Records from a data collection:
━━━━━━━━━━━━━━━━━━━━
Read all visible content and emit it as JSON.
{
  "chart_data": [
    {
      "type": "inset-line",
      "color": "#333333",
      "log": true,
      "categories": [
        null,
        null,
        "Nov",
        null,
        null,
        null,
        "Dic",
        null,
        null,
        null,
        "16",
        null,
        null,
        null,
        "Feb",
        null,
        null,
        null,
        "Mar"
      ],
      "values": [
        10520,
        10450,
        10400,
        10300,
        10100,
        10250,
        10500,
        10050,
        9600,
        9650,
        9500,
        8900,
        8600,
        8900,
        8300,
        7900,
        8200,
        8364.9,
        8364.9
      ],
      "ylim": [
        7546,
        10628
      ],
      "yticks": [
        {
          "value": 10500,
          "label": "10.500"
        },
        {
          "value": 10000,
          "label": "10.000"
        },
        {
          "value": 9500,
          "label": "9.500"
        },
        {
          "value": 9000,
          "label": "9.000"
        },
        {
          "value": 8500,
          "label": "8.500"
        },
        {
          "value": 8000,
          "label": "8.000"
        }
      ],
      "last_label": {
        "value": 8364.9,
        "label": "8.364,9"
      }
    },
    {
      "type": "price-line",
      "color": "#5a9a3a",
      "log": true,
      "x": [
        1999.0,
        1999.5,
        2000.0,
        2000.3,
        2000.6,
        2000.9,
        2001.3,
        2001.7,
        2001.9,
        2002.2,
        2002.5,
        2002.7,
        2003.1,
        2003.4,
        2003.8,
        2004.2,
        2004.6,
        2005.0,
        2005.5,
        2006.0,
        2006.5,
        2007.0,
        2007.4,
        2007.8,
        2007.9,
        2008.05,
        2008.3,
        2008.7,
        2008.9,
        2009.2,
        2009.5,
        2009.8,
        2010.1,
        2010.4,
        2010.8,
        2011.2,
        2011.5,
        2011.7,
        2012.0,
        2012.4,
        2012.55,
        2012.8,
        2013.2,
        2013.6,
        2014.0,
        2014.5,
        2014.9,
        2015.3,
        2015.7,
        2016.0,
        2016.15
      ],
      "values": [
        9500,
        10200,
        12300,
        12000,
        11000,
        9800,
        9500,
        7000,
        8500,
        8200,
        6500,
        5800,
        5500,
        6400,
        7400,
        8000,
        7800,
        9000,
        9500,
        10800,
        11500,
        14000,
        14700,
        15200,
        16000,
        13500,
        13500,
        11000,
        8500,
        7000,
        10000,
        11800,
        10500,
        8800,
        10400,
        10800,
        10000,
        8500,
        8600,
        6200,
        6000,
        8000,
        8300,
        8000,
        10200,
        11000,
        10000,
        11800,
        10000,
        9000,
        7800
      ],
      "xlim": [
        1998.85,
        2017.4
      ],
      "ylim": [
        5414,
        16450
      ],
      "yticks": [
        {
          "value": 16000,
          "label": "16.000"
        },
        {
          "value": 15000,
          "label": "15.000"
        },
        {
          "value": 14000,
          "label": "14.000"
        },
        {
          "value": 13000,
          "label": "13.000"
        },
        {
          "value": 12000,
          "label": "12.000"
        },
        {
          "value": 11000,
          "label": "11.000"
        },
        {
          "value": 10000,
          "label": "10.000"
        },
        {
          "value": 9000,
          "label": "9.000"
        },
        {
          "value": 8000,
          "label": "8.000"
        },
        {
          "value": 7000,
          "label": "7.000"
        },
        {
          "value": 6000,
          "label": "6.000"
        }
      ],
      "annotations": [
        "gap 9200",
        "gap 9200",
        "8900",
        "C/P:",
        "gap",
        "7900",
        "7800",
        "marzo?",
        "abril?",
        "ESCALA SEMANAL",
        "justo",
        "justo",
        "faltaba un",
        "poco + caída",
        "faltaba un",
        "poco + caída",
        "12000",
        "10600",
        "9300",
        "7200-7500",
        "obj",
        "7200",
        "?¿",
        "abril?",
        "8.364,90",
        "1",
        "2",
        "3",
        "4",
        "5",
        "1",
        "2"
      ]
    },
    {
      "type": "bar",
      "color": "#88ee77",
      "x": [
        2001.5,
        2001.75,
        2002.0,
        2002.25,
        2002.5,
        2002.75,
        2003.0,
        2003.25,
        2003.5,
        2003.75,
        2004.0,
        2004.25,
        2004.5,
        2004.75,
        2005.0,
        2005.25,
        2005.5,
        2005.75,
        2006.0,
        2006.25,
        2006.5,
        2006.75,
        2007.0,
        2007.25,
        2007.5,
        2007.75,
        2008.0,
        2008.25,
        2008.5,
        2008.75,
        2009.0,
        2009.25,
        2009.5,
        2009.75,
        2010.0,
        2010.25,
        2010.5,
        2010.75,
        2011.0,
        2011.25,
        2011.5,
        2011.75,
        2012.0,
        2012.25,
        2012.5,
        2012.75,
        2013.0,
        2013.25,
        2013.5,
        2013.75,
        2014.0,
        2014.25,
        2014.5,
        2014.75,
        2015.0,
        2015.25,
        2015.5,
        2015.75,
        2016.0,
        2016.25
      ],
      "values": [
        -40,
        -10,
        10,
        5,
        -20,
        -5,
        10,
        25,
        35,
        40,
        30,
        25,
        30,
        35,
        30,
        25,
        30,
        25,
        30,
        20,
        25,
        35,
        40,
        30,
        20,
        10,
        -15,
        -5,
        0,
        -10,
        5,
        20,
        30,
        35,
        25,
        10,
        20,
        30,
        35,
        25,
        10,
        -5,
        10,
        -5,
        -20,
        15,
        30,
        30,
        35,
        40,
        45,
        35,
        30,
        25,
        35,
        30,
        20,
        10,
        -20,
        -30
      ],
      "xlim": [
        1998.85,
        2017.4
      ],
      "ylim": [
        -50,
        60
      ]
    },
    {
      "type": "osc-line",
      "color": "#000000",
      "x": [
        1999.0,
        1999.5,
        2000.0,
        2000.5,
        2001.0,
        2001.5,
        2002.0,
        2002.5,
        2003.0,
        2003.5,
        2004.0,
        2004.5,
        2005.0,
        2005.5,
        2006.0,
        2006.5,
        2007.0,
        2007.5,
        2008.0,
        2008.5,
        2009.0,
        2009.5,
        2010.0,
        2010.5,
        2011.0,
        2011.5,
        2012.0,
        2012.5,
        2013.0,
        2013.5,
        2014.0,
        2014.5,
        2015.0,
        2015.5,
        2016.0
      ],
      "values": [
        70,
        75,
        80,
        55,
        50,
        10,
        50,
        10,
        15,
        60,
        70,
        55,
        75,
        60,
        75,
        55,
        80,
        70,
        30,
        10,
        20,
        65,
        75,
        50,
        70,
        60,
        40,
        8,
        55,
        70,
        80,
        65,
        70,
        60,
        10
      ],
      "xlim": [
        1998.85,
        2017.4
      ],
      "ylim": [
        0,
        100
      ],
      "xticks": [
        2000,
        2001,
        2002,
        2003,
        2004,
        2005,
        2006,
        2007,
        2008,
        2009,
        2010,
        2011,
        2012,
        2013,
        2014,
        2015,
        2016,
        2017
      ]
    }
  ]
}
━━━━━━━━━━━━━━━━━━━━
Reproduce the records word for word.

◆ TASK RESPONSE:
Read all visible content and emit it as JSON.
{
  "chart_data": [
    {
      "type": "inset-line",
      "color": "#333333",
      "log": true,
      "categories": [
        null,
        null,
        "Nov",
        null,
        null,
        null,
        "Dic",
        null,
        null,
        null,
        "16",
        null,
        null,
        null,
        "Feb",
        null,
        null,
        null,
        "Mar"
      ],
      "values": [
        10520,
        10450,
        10400,
        10300,
        10100,
        10250,
        10500,
        10050,
        9600,
        9650,
        9500,
        8900,
        8600,
        8900,
        8300,
        7900,
        8200,
        8364.9,
        8364.9
      ],
      "ylim": [
        7546,
        10628
      ],
      "yticks": [
        {
          "value": 10500,
          "label": "10.500"
        },
        {
          "value": 10000,
          "label": "10.000"
        },
        {
          "value": 9500,
          "label": "9.500"
        },
        {
          "value": 9000,
          "label": "9.000"
        },
        {
          "value": 8500,
          "label": "8.500"
        },
        {
          "value": 8000,
          "label": "8.000"
        }
      ],
      "last_label": {
        "value": 8364.9,
        "label": "8.364,9"
      }
    },
    {
      "type": "price-line",
      "color": "#5a9a3a",
      "log": true,
      "x": [
        1999.0,
        1999.5,
        2000.0,
        2000.3,
        2000.6,
        2000.9,
        2001.3,
        2001.7,
        2001.9,
        2002.2,
        2002.5,
        2002.7,
        2003.1,
        2003.4,
        2003.8,
        2004.2,
        2004.6,
        2005.0,
        2005.5,
        2006.0,
        2006.5,
        2007.0,
        2007.4,
        2007.8,
        2007.9,
        2008.05,
        2008.3,
        2008.7,
        2008.9,
        2009.2,
        2009.5,
        2009.8,
        2010.1,
        2010.4,
        2010.8,
        2011.2,
        2011.5,
        2011.7,
        2012.0,
        2012.4,
        2012.55,
        2012.8,
        2013.2,
        2013.6,
        2014.0,
        2014.5,
        2014.9,
        2015.3,
        2015.7,
        2016.0,
        2016.15
      ],
      "values": [
        9500,
        10200,
        12300,
        12000,
        11000,
        9800,
        9500,
        7000,
        8500,
        8200,
        6500,
        5800,
        5500,
        6400,
        7400,
        8000,
        7800,
        9000,
        9500,
        10800,
        11500,
        14000,
        14700,
        15200,
        16000,
        13500,
        13500,
        11000,
        8500,
        7000,
        10000,
        11800,
        10500,
        8800,
        10400,
        10800,
        10000,
        8500,
        8600,
        6200,
        6000,
        8000,
        8300,
        8000,
        10200,
        11000,
        10000,
        11800,
        10000,
        9000,
        7800
      ],
      "xlim": [
        1998.85,
        2017.4
      ],
      "ylim": [
        5414,
        16450
      ],
      "yticks": [
        {
          "value": 16000,
          "label": "16.000"
        },
        {
          "value": 15000,
          "label": "15.000"
        },
        {
          "value": 14000,
          "label": "14.000"
        },
        {
          "value": 13000,
          "label": "13.000"
        },
        {
          "value": 12000,
          "label": "12.000"
        },
        {
          "value": 11000,
          "label": "11.000"
        },
        {
          "value": 10000,
          "label": "10.000"
        },
        {
          "value": 9000,
          "label": "9.000"
        },
        {
          "value": 8000,
          "label": "8.000"
        },
        {
          "value": 7000,
          "label": "7.000"
        },
        {
          "value": 6000,
          "label": "6.000"
        }
      ],
      "annotations": [
        "gap 9200",
        "gap 9200",
        "8900",
        "C/P:",
        "gap",
        "7900",
        "7800",
        "marzo?",
        "abril?",
        "ESCALA SEMANAL",
        "justo",
        "justo",
        "faltaba un",
        "poco + caída",
        "faltaba un",
        "poco + caída",
        "12000",
        "10600",
        "9300",
        "7200-7500",
        "obj",
        "7200",
        "?¿",
        "abril?",
        "8.364,90",
        "1",
        "2",
        "3",
        "4",
        "5",
        "1",
        "2"
      ]
    },
    {
      "type": "bar",
      "color": "#88ee77",
      "x": [
        2001.5,
        2001.75,
        2002.0,
        2002.25,
        2002.5,
        2002.75,
        2003.0,
        2003.25,
        2003.5,
        2003.75,
        2004.0,
        2004.25,
        2004.5,
        2004.75,
        2005.0,
        2005.25,
        2005.5,
        2005.75,
        2006.0,
        2006.25,
        2006.5,
        2006.75,
        2007.0,
        2007.25,
        2007.5,
        2007.75,
        2008.0,
        2008.25,
        2008.5,
        2008.75,
        2009.0,
        2009.25,
        2009.5,
        2009.75,
        2010.0,
        2010.25,
        2010.5,
        2010.75,
        2011.0,
        2011.25,
        2011.5,
        2011.75,
        2012.0,
        2012.25,
        2012.5,
        2012.75,
        2013.0,
        2013.25,
        2013.5,
        2013.75,
        2014.0,
        2014.25,
        2014.5,
        2014.75,
        2015.0,
        2015.25,
        2015.5,
        2015.75,
        2016.0,
        2016.25
      ],
      "values": [
        -40,
        -10,
        10,
        5,
        -20,
        -5,
        10,
        25,
        35,
        40,
        30,
        25,
        30,
        35,
        30,
        25,
        30,
        25,
        30,
        20,
        25,
        35,
        40,
        30,
        20,
        10,
        -15,
        -5,
        0,
        -10,
        5,
        20,
        30,
        35,
        25,
        10,
        20,
        30,
        35,
        25,
        10,
        -5,
        10,
        -5,
        -20,
        15,
        30,
        30,
        35,
        40,
        45,
        35,
        30,
        25,
        35,
        30,
        20,
        10,
        -20,
        -30
      ],
      "xlim": [
        1998.85,
        2017.4
      ],
      "ylim": [
        -50,
        60
      ]
    },
    {
      "type": "osc-line",
      "color": "#000000",
      "x": [
        1999.0,
        1999.5,
        2000.0,
        2000.5,
        2001.0,
        2001.5,
        2002.0,
        2002.5,
        2003.0,
        2003.5,
        2004.0,
        2004.5,
        2005.0,
        2005.5,
        2006.0,
        2006.5,
        2007.0,
        2007.5,
        2008.0,
        2008.5,
        2009.0,
        2009.5,
        2010.0,
        2010.5,
        2011.0,
        2011.5,
        2012.0,
        2012.5,
        2013.0,
        2013.5,
        2014.0,
        2014.5,
        2015.0,
        2015.5,
        2016.0
      ],
      "values": [
        70,
        75,
        80,
        55,
        50,
        10,
        50,
        10,
        15,
        60,
        70,
        55,
        75,
        60,
        75,
        55,
        80,
        70,
        30,
        10,
        20,
        65,
        75,
        50,
        70,
        60,
        40,
        8,
        55,
        70,
        80,
        65,
        70,
        60,
        10
      ],
      "xlim": [
        1998.85,
        2017.4
      ],
      "ylim": [
        0,
        100
      ],
      "xticks": [
        2000,
        2001,
        2002,
        2003,
        2004,
        2005,
        2006,
        2007,
        2008,
        2009,
        2010,
        2011,
        2012,
        2013,
        2014,
        2015,
        2016,
        2017
      ]
    }
  ]
}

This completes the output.